Structural dissection of three transition states along the folding pathway of PDZ6 from PDZD2

: The cooperative nature of protein folding limits the experimental dissection of the reaction mechanism. PDZ domains, with conserved folds, numerous homologs, and accessible folding intermediates, offer an ideal model to study folding pathways. Here, we present a detailed structural and kinetic characterization of the folding pathway of PDZ6 from PDZD2. Using kinetic folding experiments under different salt conditions combined with φ-value analysis, we revealed a complex energy landscape for PDZ6, featuring three distinct transition states (TS1-TS3) and the progressive acquisition of native-like structure along the reaction coordinate. Taking advantage of the large number of homologous PDZ domains, we compared φ-values at conserved structural positions with those previous obtained for PDZ3 of PSD-95 and PDZ2 of PTP-BL. This analysis revealed a shared, conserved folding mechanism among PDZ domains, in which the central β-strands act as nucleation cores for folding. Overall, this work provides the first structural dissection of the three transition states governing PDZ6 folding and highlights a conserved, hierarchical folding mechanism among PDZ domains. These findings expand our understanding of PDZ folding principles and may inform studies on their functional modulation and evolutionary adaptation.

- Recorded information -
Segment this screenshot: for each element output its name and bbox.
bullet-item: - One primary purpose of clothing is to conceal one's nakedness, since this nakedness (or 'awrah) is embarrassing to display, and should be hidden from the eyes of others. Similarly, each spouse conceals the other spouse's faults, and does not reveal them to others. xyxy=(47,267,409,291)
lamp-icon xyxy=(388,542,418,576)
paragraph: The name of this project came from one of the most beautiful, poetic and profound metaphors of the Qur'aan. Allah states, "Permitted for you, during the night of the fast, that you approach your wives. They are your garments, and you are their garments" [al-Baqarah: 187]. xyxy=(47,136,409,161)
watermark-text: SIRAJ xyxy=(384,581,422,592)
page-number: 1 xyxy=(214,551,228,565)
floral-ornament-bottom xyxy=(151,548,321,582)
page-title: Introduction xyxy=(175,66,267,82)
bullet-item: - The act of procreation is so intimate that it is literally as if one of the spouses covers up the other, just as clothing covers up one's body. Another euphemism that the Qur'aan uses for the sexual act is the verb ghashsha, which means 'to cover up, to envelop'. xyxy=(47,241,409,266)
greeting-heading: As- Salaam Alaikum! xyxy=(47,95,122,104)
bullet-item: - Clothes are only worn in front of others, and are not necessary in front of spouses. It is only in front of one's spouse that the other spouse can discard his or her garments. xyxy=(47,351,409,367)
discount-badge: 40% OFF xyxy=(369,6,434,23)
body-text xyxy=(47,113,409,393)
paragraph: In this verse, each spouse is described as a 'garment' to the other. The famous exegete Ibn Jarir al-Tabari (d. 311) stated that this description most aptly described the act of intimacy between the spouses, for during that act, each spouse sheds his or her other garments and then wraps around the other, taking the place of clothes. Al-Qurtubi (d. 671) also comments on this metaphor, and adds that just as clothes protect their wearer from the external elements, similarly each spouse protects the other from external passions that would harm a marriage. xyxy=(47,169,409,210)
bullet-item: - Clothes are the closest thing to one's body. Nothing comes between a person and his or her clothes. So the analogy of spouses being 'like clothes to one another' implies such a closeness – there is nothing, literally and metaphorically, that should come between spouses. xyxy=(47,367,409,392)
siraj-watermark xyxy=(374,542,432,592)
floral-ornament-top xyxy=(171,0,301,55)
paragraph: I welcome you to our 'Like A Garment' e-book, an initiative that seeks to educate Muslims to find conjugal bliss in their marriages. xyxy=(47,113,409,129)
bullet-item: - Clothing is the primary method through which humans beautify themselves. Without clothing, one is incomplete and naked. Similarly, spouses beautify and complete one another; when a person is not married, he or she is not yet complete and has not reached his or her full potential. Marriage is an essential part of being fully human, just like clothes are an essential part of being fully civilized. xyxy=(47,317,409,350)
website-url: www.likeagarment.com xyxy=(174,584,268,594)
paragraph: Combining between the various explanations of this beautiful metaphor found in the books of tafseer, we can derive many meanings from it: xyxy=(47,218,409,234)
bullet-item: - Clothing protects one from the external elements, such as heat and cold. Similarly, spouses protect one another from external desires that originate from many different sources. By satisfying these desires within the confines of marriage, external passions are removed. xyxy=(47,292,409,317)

- Prompt -
According to the passage about PDZ6 folding, what part of PDZ domains acts as the nucleation core for folding? The records are separate material and stand apart from the passage about PDZ6 folding.

- Response to this task -
The central β-strands.